WORK TO DO: Copy the listing below verbatim, reproducing every line without any change.

Element and coordinate records
»»
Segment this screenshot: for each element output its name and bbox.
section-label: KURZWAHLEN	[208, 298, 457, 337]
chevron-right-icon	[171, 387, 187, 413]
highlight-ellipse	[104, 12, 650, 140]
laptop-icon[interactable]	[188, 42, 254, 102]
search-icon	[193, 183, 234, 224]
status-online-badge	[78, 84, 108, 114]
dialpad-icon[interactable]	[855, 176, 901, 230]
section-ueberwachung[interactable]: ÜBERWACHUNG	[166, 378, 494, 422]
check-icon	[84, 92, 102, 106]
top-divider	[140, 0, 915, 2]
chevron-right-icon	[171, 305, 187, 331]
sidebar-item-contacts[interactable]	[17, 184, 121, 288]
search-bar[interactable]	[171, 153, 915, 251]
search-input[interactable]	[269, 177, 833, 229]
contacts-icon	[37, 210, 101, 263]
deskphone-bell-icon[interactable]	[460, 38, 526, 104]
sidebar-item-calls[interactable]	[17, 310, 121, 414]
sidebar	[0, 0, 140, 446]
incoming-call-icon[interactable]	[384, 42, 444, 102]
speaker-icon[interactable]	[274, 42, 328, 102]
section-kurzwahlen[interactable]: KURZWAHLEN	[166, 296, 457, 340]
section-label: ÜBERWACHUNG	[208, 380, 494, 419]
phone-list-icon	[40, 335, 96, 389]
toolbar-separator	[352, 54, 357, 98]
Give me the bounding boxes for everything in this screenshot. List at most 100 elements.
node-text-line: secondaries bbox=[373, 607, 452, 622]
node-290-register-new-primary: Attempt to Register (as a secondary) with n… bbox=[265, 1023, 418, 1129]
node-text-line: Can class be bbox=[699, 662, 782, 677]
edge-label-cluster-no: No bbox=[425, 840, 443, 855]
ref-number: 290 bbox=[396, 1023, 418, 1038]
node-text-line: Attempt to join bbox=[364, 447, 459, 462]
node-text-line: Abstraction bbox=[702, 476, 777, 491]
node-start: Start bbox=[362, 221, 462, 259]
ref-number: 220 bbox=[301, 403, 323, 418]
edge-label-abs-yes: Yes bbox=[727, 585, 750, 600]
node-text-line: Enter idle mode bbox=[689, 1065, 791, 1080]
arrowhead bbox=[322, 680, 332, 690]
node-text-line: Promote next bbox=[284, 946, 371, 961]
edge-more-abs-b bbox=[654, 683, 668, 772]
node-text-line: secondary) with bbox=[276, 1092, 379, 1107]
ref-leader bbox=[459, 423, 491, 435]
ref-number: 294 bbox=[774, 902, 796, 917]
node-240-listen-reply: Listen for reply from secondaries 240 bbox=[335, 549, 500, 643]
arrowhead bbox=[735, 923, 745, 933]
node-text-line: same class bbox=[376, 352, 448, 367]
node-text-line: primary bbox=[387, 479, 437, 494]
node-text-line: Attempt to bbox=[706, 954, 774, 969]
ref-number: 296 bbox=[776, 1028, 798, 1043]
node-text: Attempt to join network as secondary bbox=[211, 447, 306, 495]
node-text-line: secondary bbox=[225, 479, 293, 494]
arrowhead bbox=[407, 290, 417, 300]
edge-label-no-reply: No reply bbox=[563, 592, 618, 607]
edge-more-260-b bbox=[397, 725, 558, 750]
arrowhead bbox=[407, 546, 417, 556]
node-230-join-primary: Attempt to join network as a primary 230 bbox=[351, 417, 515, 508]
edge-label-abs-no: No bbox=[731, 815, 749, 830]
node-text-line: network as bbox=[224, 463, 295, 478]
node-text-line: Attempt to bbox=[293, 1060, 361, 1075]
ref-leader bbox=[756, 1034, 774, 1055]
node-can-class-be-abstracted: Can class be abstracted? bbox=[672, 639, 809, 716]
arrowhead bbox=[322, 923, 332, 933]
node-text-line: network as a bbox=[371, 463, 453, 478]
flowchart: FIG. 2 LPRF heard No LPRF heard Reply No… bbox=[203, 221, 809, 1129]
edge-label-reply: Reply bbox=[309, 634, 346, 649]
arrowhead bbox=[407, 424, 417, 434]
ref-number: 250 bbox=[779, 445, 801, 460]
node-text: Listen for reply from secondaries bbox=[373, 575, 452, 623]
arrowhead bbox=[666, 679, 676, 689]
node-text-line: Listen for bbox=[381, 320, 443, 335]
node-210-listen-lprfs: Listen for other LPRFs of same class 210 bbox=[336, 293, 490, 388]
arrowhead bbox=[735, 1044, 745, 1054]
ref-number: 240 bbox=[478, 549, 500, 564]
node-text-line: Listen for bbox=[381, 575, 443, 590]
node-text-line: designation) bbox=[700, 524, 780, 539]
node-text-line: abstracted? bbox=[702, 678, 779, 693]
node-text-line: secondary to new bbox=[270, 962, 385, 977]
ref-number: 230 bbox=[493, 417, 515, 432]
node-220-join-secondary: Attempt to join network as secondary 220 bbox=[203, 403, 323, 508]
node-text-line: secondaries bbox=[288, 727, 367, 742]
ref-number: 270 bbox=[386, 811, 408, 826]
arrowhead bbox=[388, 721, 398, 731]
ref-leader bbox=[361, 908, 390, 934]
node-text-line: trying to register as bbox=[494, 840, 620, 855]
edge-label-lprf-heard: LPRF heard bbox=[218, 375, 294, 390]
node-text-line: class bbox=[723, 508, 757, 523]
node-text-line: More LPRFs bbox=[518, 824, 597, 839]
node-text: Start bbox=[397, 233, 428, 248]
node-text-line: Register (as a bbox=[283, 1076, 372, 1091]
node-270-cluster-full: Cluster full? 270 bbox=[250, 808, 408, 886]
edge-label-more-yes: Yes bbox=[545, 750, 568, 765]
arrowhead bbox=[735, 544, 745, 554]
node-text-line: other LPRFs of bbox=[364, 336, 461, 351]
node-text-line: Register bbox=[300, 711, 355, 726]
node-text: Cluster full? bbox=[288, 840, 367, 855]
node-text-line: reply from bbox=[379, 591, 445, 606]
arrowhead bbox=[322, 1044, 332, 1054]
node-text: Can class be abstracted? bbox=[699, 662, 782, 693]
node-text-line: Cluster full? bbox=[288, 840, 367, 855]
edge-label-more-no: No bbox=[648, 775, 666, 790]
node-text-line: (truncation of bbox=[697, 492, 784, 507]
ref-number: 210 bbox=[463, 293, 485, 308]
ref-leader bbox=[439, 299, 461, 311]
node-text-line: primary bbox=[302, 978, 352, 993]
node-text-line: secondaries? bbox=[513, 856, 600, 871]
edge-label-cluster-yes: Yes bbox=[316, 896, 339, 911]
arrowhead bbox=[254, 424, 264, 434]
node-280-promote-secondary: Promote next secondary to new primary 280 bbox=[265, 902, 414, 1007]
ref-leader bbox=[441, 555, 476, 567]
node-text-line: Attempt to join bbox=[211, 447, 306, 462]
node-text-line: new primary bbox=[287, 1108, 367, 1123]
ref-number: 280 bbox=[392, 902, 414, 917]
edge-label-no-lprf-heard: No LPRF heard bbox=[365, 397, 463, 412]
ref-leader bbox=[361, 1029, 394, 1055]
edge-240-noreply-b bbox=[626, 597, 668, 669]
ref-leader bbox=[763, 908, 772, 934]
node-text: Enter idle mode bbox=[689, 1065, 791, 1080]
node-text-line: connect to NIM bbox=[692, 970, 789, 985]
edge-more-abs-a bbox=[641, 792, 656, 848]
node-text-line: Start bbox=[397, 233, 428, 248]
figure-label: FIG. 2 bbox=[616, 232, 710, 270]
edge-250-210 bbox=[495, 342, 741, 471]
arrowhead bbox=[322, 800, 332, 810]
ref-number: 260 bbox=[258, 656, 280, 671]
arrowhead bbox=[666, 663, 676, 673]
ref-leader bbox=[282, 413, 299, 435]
««
FINAL RESULT:
Segment this screenshot: for each element output its name and bbox.
section-label: KURZWAHLEN	[208, 298, 457, 337]
chevron-right-icon	[171, 387, 187, 413]
highlight-ellipse	[104, 12, 650, 140]
laptop-icon[interactable]	[188, 42, 254, 102]
search-icon	[193, 183, 234, 224]
status-online-badge	[78, 84, 108, 114]
dialpad-icon[interactable]	[855, 176, 901, 230]
section-ueberwachung[interactable]: ÜBERWACHUNG	[166, 378, 494, 422]
check-icon	[84, 92, 102, 106]
top-divider	[140, 0, 915, 2]
chevron-right-icon	[171, 305, 187, 331]
sidebar-item-contacts[interactable]	[17, 184, 121, 288]
search-bar[interactable]	[171, 153, 915, 251]
search-input[interactable]	[269, 177, 833, 229]
contacts-icon	[37, 210, 101, 263]
deskphone-bell-icon[interactable]	[460, 38, 526, 104]
sidebar-item-calls[interactable]	[17, 310, 121, 414]
sidebar	[0, 0, 140, 446]
incoming-call-icon[interactable]	[384, 42, 444, 102]
speaker-icon[interactable]	[274, 42, 328, 102]
section-kurzwahlen[interactable]: KURZWAHLEN	[166, 296, 457, 340]
section-label: ÜBERWACHUNG	[208, 380, 494, 419]
phone-list-icon	[40, 335, 96, 389]
toolbar-separator	[352, 54, 357, 98]
Give me the bounding boxes for everything in this screenshot. List at most 100 elements.
node-text-line: secondaries bbox=[373, 607, 452, 622]
node-290-register-new-primary: Attempt to Register (as a secondary) with n… bbox=[265, 1023, 418, 1129]
node-text-line: Can class be bbox=[699, 662, 782, 677]
edge-label-cluster-no: No bbox=[425, 840, 443, 855]
ref-number: 290 bbox=[396, 1023, 418, 1038]
node-text-line: Attempt to join bbox=[364, 447, 459, 462]
node-text-line: Abstraction bbox=[702, 476, 777, 491]
node-start: Start bbox=[362, 221, 462, 259]
ref-number: 220 bbox=[301, 403, 323, 418]
edge-label-abs-yes: Yes bbox=[727, 585, 750, 600]
node-text-line: Enter idle mode bbox=[689, 1065, 791, 1080]
arrowhead bbox=[322, 680, 332, 690]
node-text-line: Promote next bbox=[284, 946, 371, 961]
edge-more-abs-b bbox=[654, 683, 668, 772]
node-text-line: secondary) with bbox=[276, 1092, 379, 1107]
ref-leader bbox=[459, 423, 491, 435]
ref-number: 294 bbox=[774, 902, 796, 917]
node-240-listen-reply: Listen for reply from secondaries 240 bbox=[335, 549, 500, 643]
arrowhead bbox=[735, 923, 745, 933]
node-text-line: same class bbox=[376, 352, 448, 367]
node-text-line: primary bbox=[387, 479, 437, 494]
node-text-line: Attempt to bbox=[706, 954, 774, 969]
ref-number: 296 bbox=[776, 1028, 798, 1043]
node-text: Attempt to join network as secondary bbox=[211, 447, 306, 495]
node-text-line: secondary bbox=[225, 479, 293, 494]
arrowhead bbox=[407, 290, 417, 300]
edge-label-no-reply: No reply bbox=[563, 592, 618, 607]
edge-more-260-b bbox=[397, 725, 558, 750]
arrowhead bbox=[407, 546, 417, 556]
node-230-join-primary: Attempt to join network as a primary 230 bbox=[351, 417, 515, 508]
edge-label-abs-no: No bbox=[731, 815, 749, 830]
node-text-line: network as bbox=[224, 463, 295, 478]
node-text-line: Attempt to bbox=[293, 1060, 361, 1075]
ref-leader bbox=[756, 1034, 774, 1055]
node-can-class-be-abstracted: Can class be abstracted? bbox=[672, 639, 809, 716]
arrowhead bbox=[322, 923, 332, 933]
node-text-line: network as a bbox=[371, 463, 453, 478]
flowchart: FIG. 2 LPRF heard No LPRF heard Reply No… bbox=[203, 221, 809, 1129]
edge-label-reply: Reply bbox=[309, 634, 346, 649]
arrowhead bbox=[407, 424, 417, 434]
ref-number: 250 bbox=[779, 445, 801, 460]
node-text: Listen for reply from secondaries bbox=[373, 575, 452, 623]
arrowhead bbox=[666, 679, 676, 689]
node-text-line: Listen for bbox=[381, 320, 443, 335]
node-210-listen-lprfs: Listen for other LPRFs of same class 210 bbox=[336, 293, 490, 388]
arrowhead bbox=[735, 1044, 745, 1054]
ref-number: 240 bbox=[478, 549, 500, 564]
node-text-line: Listen for bbox=[381, 575, 443, 590]
node-text-line: designation) bbox=[700, 524, 780, 539]
node-text-line: abstracted? bbox=[702, 678, 779, 693]
node-text-line: secondary to new bbox=[270, 962, 385, 977]
ref-number: 230 bbox=[493, 417, 515, 432]
node-220-join-secondary: Attempt to join network as secondary 220 bbox=[203, 403, 323, 508]
node-text-line: secondaries bbox=[288, 727, 367, 742]
ref-number: 270 bbox=[386, 811, 408, 826]
arrowhead bbox=[388, 721, 398, 731]
ref-leader bbox=[361, 908, 390, 934]
node-text-line: trying to register as bbox=[494, 840, 620, 855]
edge-label-lprf-heard: LPRF heard bbox=[218, 375, 294, 390]
node-text-line: class bbox=[723, 508, 757, 523]
node-text-line: More LPRFs bbox=[518, 824, 597, 839]
node-text: Start bbox=[397, 233, 428, 248]
node-text-line: Register (as a bbox=[283, 1076, 372, 1091]
node-270-cluster-full: Cluster full? 270 bbox=[250, 808, 408, 886]
edge-label-more-yes: Yes bbox=[545, 750, 568, 765]
arrowhead bbox=[735, 544, 745, 554]
node-text-line: other LPRFs of bbox=[364, 336, 461, 351]
node-text-line: Register bbox=[300, 711, 355, 726]
node-text: Cluster full? bbox=[288, 840, 367, 855]
node-text-line: reply from bbox=[379, 591, 445, 606]
arrowhead bbox=[322, 1044, 332, 1054]
node-text: Can class be abstracted? bbox=[699, 662, 782, 693]
node-text-line: Cluster full? bbox=[288, 840, 367, 855]
edge-label-more-no: No bbox=[648, 775, 666, 790]
node-text-line: (truncation of bbox=[697, 492, 784, 507]
ref-number: 210 bbox=[463, 293, 485, 308]
ref-leader bbox=[439, 299, 461, 311]
node-text-line: primary bbox=[302, 978, 352, 993]
node-text-line: secondaries? bbox=[513, 856, 600, 871]
edge-label-cluster-yes: Yes bbox=[316, 896, 339, 911]
arrowhead bbox=[254, 424, 264, 434]
node-280-promote-secondary: Promote next secondary to new primary 280 bbox=[265, 902, 414, 1007]
ref-leader bbox=[441, 555, 476, 567]
node-text-line: Attempt to join bbox=[211, 447, 306, 462]
node-text-line: new primary bbox=[287, 1108, 367, 1123]
ref-number: 280 bbox=[392, 902, 414, 917]
edge-label-no-lprf-heard: No LPRF heard bbox=[365, 397, 463, 412]
ref-leader bbox=[361, 1029, 394, 1055]
edge-240-noreply-b bbox=[626, 597, 668, 669]
ref-leader bbox=[763, 908, 772, 934]
node-text: Enter idle mode bbox=[689, 1065, 791, 1080]
node-text-line: connect to NIM bbox=[692, 970, 789, 985]
edge-more-abs-a bbox=[641, 792, 656, 848]
node-text-line: Start bbox=[397, 233, 428, 248]
figure-label: FIG. 2 bbox=[616, 232, 710, 270]
edge-250-210 bbox=[495, 342, 741, 471]
arrowhead bbox=[322, 800, 332, 810]
ref-number: 260 bbox=[258, 656, 280, 671]
arrowhead bbox=[666, 663, 676, 673]
ref-leader bbox=[282, 413, 299, 435]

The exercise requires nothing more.